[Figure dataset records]
╭──

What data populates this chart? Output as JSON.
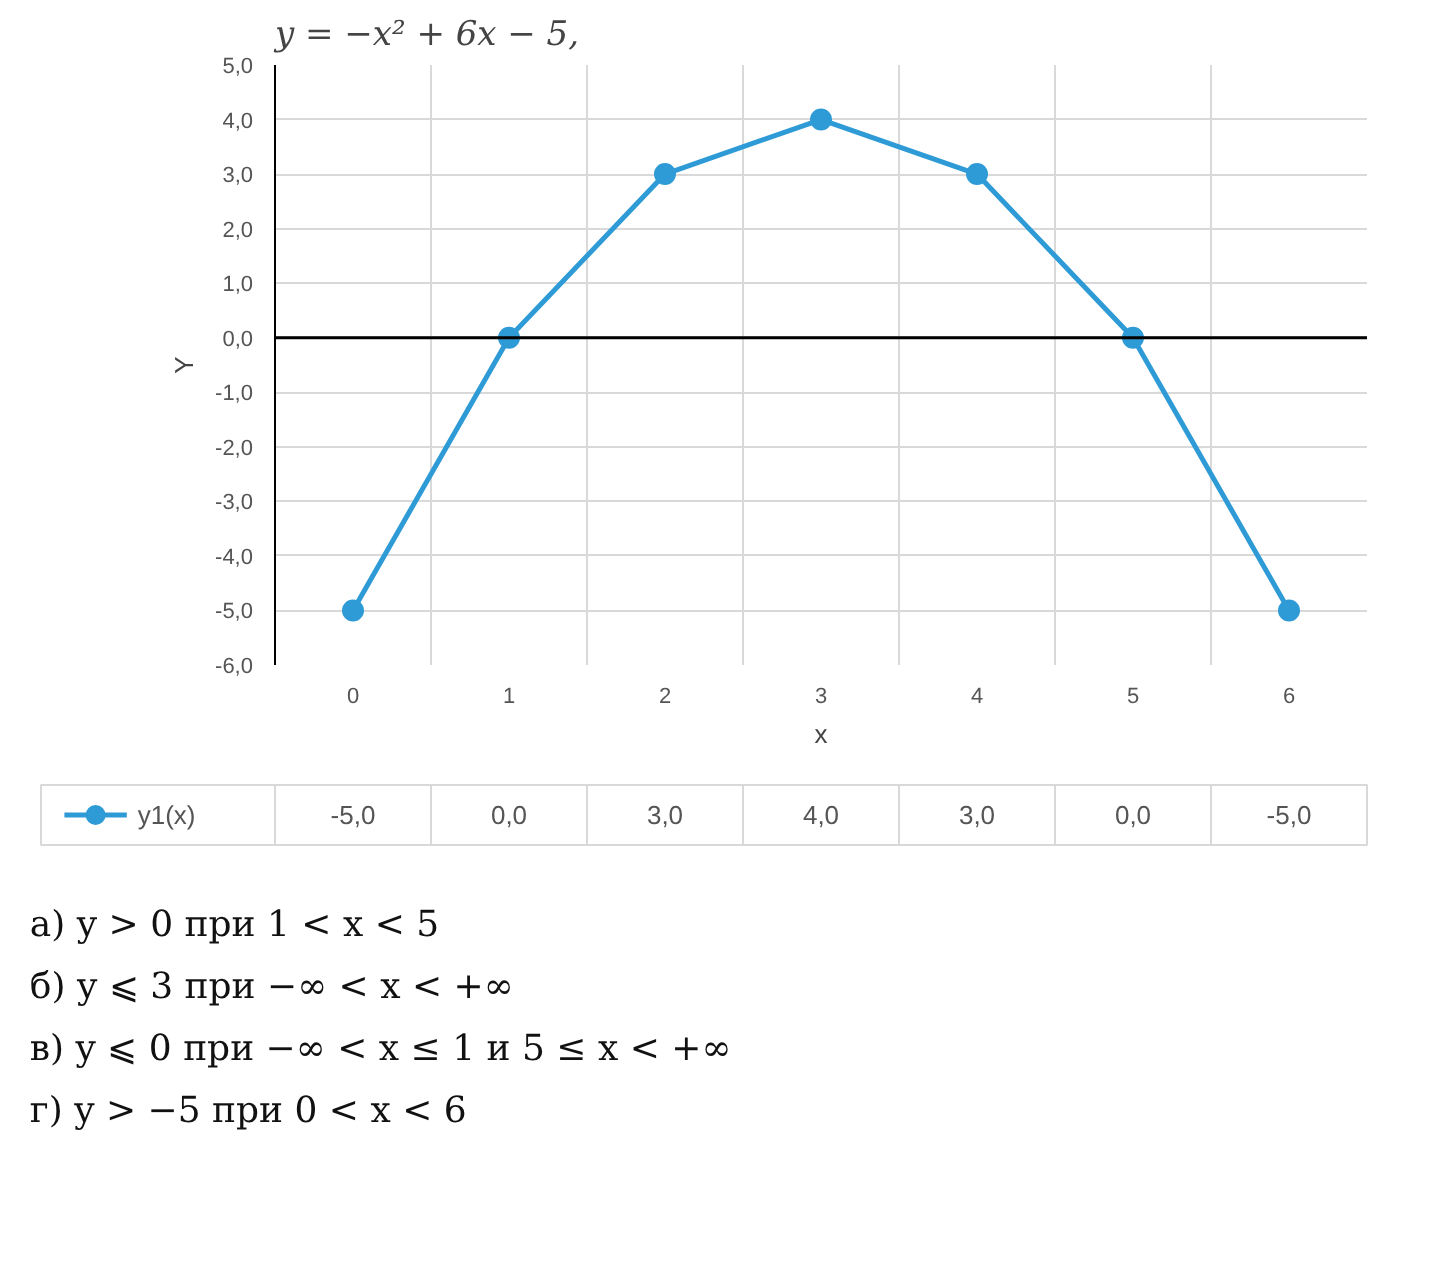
{
  "chart_data": {
    "type": "line",
    "title": "y = −x² + 6x − 5,",
    "xlabel": "x",
    "ylabel": "Y",
    "categories": [
      "0",
      "1",
      "2",
      "3",
      "4",
      "5",
      "6"
    ],
    "series": [
      {
        "name": "y1(x)",
        "color": "#2e9bd6",
        "values": [
          -5,
          0,
          3,
          4,
          3,
          0,
          -5
        ],
        "value_labels": [
          "-5,0",
          "0,0",
          "3,0",
          "4,0",
          "3,0",
          "0,0",
          "-5,0"
        ]
      }
    ],
    "ylim": [
      -6,
      5
    ],
    "yticks": [
      {
        "value": -6,
        "label": "-6,0"
      },
      {
        "value": -5,
        "label": "-5,0"
      },
      {
        "value": -4,
        "label": "-4,0"
      },
      {
        "value": -3,
        "label": "-3,0"
      },
      {
        "value": -2,
        "label": "-2,0"
      },
      {
        "value": -1,
        "label": "-1,0"
      },
      {
        "value": 0,
        "label": "0,0"
      },
      {
        "value": 1,
        "label": "1,0"
      },
      {
        "value": 2,
        "label": "2,0"
      },
      {
        "value": 3,
        "label": "3,0"
      },
      {
        "value": 4,
        "label": "4,0"
      },
      {
        "value": 5,
        "label": "5,0"
      }
    ],
    "ref_lines": [
      {
        "axis": "y",
        "value": 0,
        "color": "#000000"
      }
    ],
    "grid": true,
    "marker": "circle",
    "legend": "bottom left",
    "annotations": [
      "а) y > 0 при 1 < x < 5",
      "б) y ⩽ 3 при −∞ < x < +∞",
      "в) y ⩽ 0 при −∞ < x ≤ 1 и 5 ≤ x < +∞",
      "г) y > −5 при 0 < x < 6"
    ]
  }
}
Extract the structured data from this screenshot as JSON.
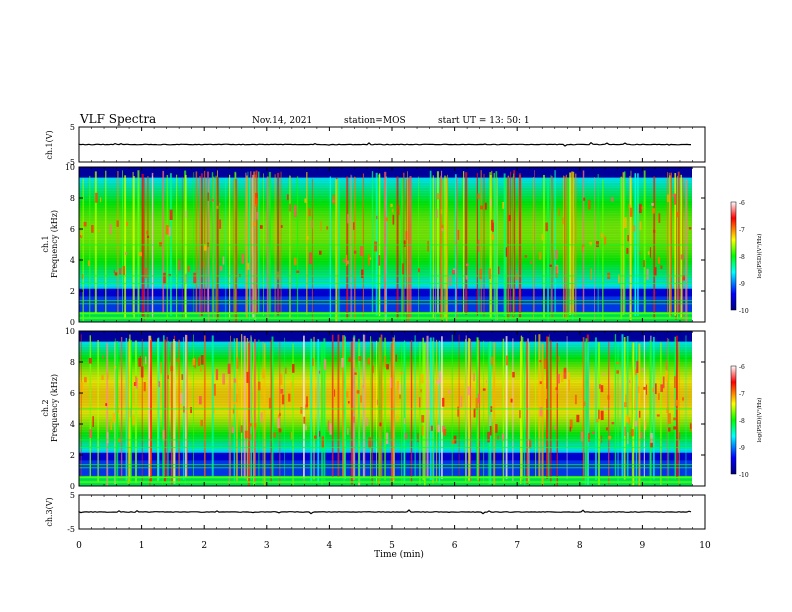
{
  "header": {
    "title": "VLF Spectra",
    "date": "Nov.14, 2021",
    "station": "station=MOS",
    "start_ut": "start UT =  13: 50: 1"
  },
  "chart_data": [
    {
      "type": "line",
      "panel": "ch1_waveform",
      "ylabel": "ch.1(V)",
      "yticks": [
        "5",
        "-5"
      ],
      "ylim": [
        -5,
        5
      ],
      "xlim": [
        0,
        10
      ],
      "baseline": 0
    },
    {
      "type": "heatmap",
      "panel": "ch1_spectrogram",
      "ylabel_line1": "ch.1",
      "ylabel_line2": "Frequency (kHz)",
      "yticks": [
        "0",
        "2",
        "4",
        "6",
        "8",
        "10"
      ],
      "ylim": [
        0,
        10
      ],
      "xlim": [
        0,
        10
      ],
      "colorbar": {
        "label": "log(PSD)(V²/Hz)",
        "ticks": [
          "-6",
          "-7",
          "-8",
          "-9",
          "-10"
        ],
        "range": [
          -10,
          -6
        ],
        "colors": [
          "#00007f",
          "#0000ff",
          "#00ffff",
          "#00ff00",
          "#ffff00",
          "#ff0000",
          "#ffffff"
        ]
      }
    },
    {
      "type": "heatmap",
      "panel": "ch2_spectrogram",
      "ylabel_line1": "ch.2",
      "ylabel_line2": "Frequency (kHz)",
      "yticks": [
        "0",
        "2",
        "4",
        "6",
        "8",
        "10"
      ],
      "ylim": [
        0,
        10
      ],
      "xlim": [
        0,
        10
      ],
      "colorbar": {
        "label": "log(PSD)(V²/Hz)",
        "ticks": [
          "-6",
          "-7",
          "-8",
          "-9",
          "-10"
        ],
        "range": [
          -10,
          -6
        ],
        "colors": [
          "#00007f",
          "#0000ff",
          "#00ffff",
          "#00ff00",
          "#ffff00",
          "#ff0000",
          "#ffffff"
        ]
      }
    },
    {
      "type": "line",
      "panel": "ch3_waveform",
      "ylabel": "ch.3(V)",
      "yticks": [
        "5",
        "-5"
      ],
      "ylim": [
        -5,
        5
      ],
      "xlim": [
        0,
        10
      ],
      "baseline": 0
    }
  ],
  "xaxis": {
    "label": "Time (min)",
    "ticks": [
      "0",
      "1",
      "2",
      "3",
      "4",
      "5",
      "6",
      "7",
      "8",
      "9",
      "10"
    ]
  }
}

╰──

> **Task to carry out**: Scan the records above for the string "JSON", then report every line that contains it.

> **Answer for the task**:
What data populates this chart? Output as JSON.
Extract the structured data from this screenshot as JSON.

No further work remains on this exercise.